### WHAT TO DO
Pictures do not belong in the copy; transcribe everything else in the records exactly.
==== DATA FOR THIS TASK
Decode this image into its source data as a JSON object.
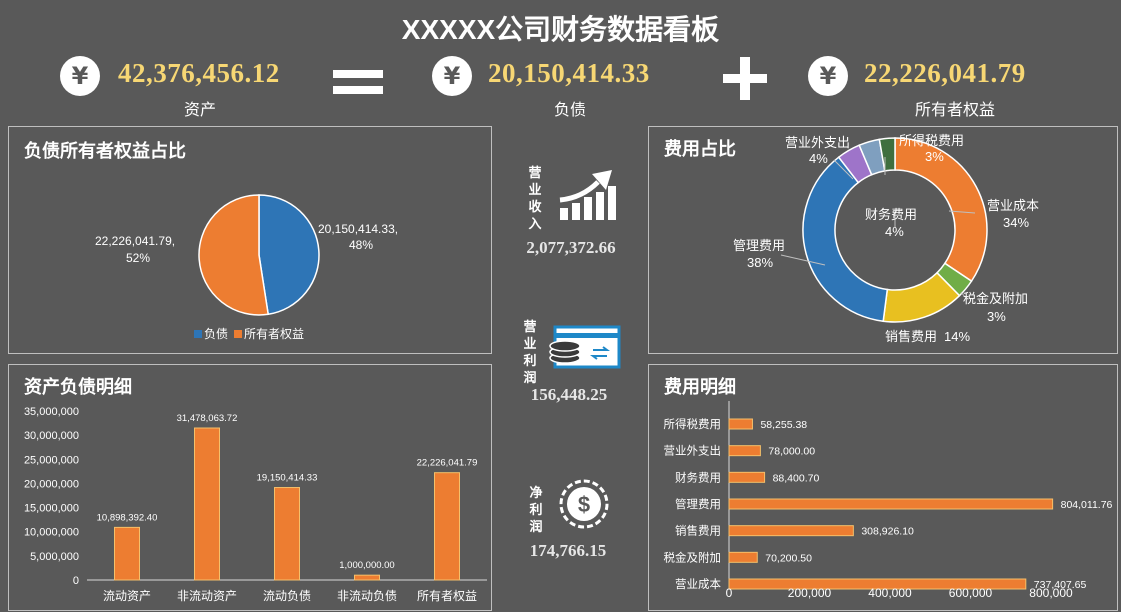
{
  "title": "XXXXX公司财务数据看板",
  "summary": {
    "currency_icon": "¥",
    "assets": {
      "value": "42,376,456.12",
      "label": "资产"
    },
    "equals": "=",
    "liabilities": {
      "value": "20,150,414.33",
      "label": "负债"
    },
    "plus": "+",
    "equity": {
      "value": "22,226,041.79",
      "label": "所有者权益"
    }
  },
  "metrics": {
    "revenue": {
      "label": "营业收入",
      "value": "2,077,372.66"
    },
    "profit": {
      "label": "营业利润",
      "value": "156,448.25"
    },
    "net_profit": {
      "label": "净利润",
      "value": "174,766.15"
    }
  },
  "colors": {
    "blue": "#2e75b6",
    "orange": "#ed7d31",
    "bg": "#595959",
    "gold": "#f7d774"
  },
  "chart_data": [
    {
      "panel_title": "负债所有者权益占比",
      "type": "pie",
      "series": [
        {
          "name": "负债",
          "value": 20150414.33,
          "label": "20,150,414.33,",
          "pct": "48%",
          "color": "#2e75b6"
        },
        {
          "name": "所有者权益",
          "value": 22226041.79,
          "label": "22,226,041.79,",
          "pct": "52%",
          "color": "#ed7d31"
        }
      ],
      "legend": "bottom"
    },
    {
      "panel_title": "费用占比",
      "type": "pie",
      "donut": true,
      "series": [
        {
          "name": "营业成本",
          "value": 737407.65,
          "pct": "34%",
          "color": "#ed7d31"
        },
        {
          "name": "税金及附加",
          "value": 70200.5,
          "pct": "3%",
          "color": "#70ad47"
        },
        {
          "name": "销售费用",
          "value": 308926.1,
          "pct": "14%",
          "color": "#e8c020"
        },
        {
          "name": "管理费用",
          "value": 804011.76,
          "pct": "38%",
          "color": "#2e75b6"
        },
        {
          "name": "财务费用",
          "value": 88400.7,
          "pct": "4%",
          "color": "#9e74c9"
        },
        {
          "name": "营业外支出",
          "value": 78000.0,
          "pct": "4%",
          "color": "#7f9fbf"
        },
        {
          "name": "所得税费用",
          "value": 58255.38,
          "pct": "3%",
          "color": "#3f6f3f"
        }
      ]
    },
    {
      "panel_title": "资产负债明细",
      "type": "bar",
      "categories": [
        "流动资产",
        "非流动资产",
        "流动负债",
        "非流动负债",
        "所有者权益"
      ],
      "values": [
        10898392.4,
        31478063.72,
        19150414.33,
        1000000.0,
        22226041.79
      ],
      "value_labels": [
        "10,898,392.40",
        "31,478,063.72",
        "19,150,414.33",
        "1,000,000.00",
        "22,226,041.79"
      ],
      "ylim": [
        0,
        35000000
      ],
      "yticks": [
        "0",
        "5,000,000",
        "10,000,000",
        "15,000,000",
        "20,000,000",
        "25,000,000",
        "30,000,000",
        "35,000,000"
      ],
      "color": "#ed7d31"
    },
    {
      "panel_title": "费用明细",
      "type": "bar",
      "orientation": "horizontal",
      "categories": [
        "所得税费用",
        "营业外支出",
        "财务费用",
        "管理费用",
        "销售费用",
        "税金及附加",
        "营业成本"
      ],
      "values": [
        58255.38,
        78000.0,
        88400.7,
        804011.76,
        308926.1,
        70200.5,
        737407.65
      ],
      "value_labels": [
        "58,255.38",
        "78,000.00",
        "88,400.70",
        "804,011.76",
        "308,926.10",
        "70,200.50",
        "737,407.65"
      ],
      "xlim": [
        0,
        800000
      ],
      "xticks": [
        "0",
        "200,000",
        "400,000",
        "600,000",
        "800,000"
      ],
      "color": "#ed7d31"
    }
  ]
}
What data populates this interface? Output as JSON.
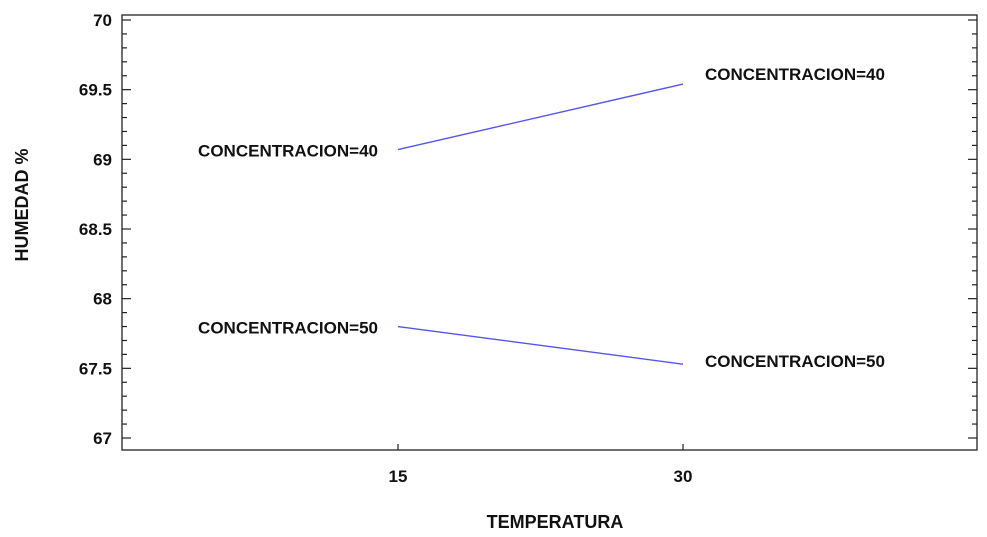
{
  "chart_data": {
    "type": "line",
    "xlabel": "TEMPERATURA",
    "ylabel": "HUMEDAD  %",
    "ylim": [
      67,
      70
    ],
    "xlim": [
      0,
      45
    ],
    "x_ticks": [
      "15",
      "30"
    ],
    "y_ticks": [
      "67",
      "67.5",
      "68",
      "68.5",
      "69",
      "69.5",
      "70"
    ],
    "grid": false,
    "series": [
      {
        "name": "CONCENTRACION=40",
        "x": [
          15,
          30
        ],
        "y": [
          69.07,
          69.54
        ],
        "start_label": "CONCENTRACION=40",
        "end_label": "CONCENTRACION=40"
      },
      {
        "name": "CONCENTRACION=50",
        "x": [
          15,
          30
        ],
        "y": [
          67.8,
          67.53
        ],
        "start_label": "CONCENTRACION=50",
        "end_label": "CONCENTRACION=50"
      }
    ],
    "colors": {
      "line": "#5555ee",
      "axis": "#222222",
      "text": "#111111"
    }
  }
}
========
### RESULT
Decode this image into its source data as a JSON object.
{
  "title": "XXXXX公司财务数据看板",
  "summary": {
    "currency_icon": "¥",
    "assets": {
      "value": "42,376,456.12",
      "label": "资产"
    },
    "equals": "=",
    "liabilities": {
      "value": "20,150,414.33",
      "label": "负债"
    },
    "plus": "+",
    "equity": {
      "value": "22,226,041.79",
      "label": "所有者权益"
    }
  },
  "metrics": {
    "revenue": {
      "label": "营业收入",
      "value": "2,077,372.66"
    },
    "profit": {
      "label": "营业利润",
      "value": "156,448.25"
    },
    "net_profit": {
      "label": "净利润",
      "value": "174,766.15"
    }
  },
  "colors": {
    "blue": "#2e75b6",
    "orange": "#ed7d31",
    "bg": "#595959",
    "gold": "#f7d774"
  },
  "chart_data": [
    {
      "panel_title": "负债所有者权益占比",
      "type": "pie",
      "series": [
        {
          "name": "负债",
          "value": 20150414.33,
          "label": "20,150,414.33,",
          "pct": "48%",
          "color": "#2e75b6"
        },
        {
          "name": "所有者权益",
          "value": 22226041.79,
          "label": "22,226,041.79,",
          "pct": "52%",
          "color": "#ed7d31"
        }
      ],
      "legend": "bottom"
    },
    {
      "panel_title": "费用占比",
      "type": "pie",
      "donut": true,
      "series": [
        {
          "name": "营业成本",
          "value": 737407.65,
          "pct": "34%",
          "color": "#ed7d31"
        },
        {
          "name": "税金及附加",
          "value": 70200.5,
          "pct": "3%",
          "color": "#70ad47"
        },
        {
          "name": "销售费用",
          "value": 308926.1,
          "pct": "14%",
          "color": "#e8c020"
        },
        {
          "name": "管理费用",
          "value": 804011.76,
          "pct": "38%",
          "color": "#2e75b6"
        },
        {
          "name": "财务费用",
          "value": 88400.7,
          "pct": "4%",
          "color": "#9e74c9"
        },
        {
          "name": "营业外支出",
          "value": 78000.0,
          "pct": "4%",
          "color": "#7f9fbf"
        },
        {
          "name": "所得税费用",
          "value": 58255.38,
          "pct": "3%",
          "color": "#3f6f3f"
        }
      ]
    },
    {
      "panel_title": "资产负债明细",
      "type": "bar",
      "categories": [
        "流动资产",
        "非流动资产",
        "流动负债",
        "非流动负债",
        "所有者权益"
      ],
      "values": [
        10898392.4,
        31478063.72,
        19150414.33,
        1000000.0,
        22226041.79
      ],
      "value_labels": [
        "10,898,392.40",
        "31,478,063.72",
        "19,150,414.33",
        "1,000,000.00",
        "22,226,041.79"
      ],
      "ylim": [
        0,
        35000000
      ],
      "yticks": [
        "0",
        "5,000,000",
        "10,000,000",
        "15,000,000",
        "20,000,000",
        "25,000,000",
        "30,000,000",
        "35,000,000"
      ],
      "color": "#ed7d31"
    },
    {
      "panel_title": "费用明细",
      "type": "bar",
      "orientation": "horizontal",
      "categories": [
        "所得税费用",
        "营业外支出",
        "财务费用",
        "管理费用",
        "销售费用",
        "税金及附加",
        "营业成本"
      ],
      "values": [
        58255.38,
        78000.0,
        88400.7,
        804011.76,
        308926.1,
        70200.5,
        737407.65
      ],
      "value_labels": [
        "58,255.38",
        "78,000.00",
        "88,400.70",
        "804,011.76",
        "308,926.10",
        "70,200.50",
        "737,407.65"
      ],
      "xlim": [
        0,
        800000
      ],
      "xticks": [
        "0",
        "200,000",
        "400,000",
        "600,000",
        "800,000"
      ],
      "color": "#ed7d31"
    }
  ]
}
What data populates this interface? Output as JSON.
{
  "chart_data": {
    "type": "line",
    "xlabel": "TEMPERATURA",
    "ylabel": "HUMEDAD  %",
    "ylim": [
      67,
      70
    ],
    "xlim": [
      0,
      45
    ],
    "x_ticks": [
      "15",
      "30"
    ],
    "y_ticks": [
      "67",
      "67.5",
      "68",
      "68.5",
      "69",
      "69.5",
      "70"
    ],
    "grid": false,
    "series": [
      {
        "name": "CONCENTRACION=40",
        "x": [
          15,
          30
        ],
        "y": [
          69.07,
          69.54
        ],
        "start_label": "CONCENTRACION=40",
        "end_label": "CONCENTRACION=40"
      },
      {
        "name": "CONCENTRACION=50",
        "x": [
          15,
          30
        ],
        "y": [
          67.8,
          67.53
        ],
        "start_label": "CONCENTRACION=50",
        "end_label": "CONCENTRACION=50"
      }
    ],
    "colors": {
      "line": "#5555ee",
      "axis": "#222222",
      "text": "#111111"
    }
  }
}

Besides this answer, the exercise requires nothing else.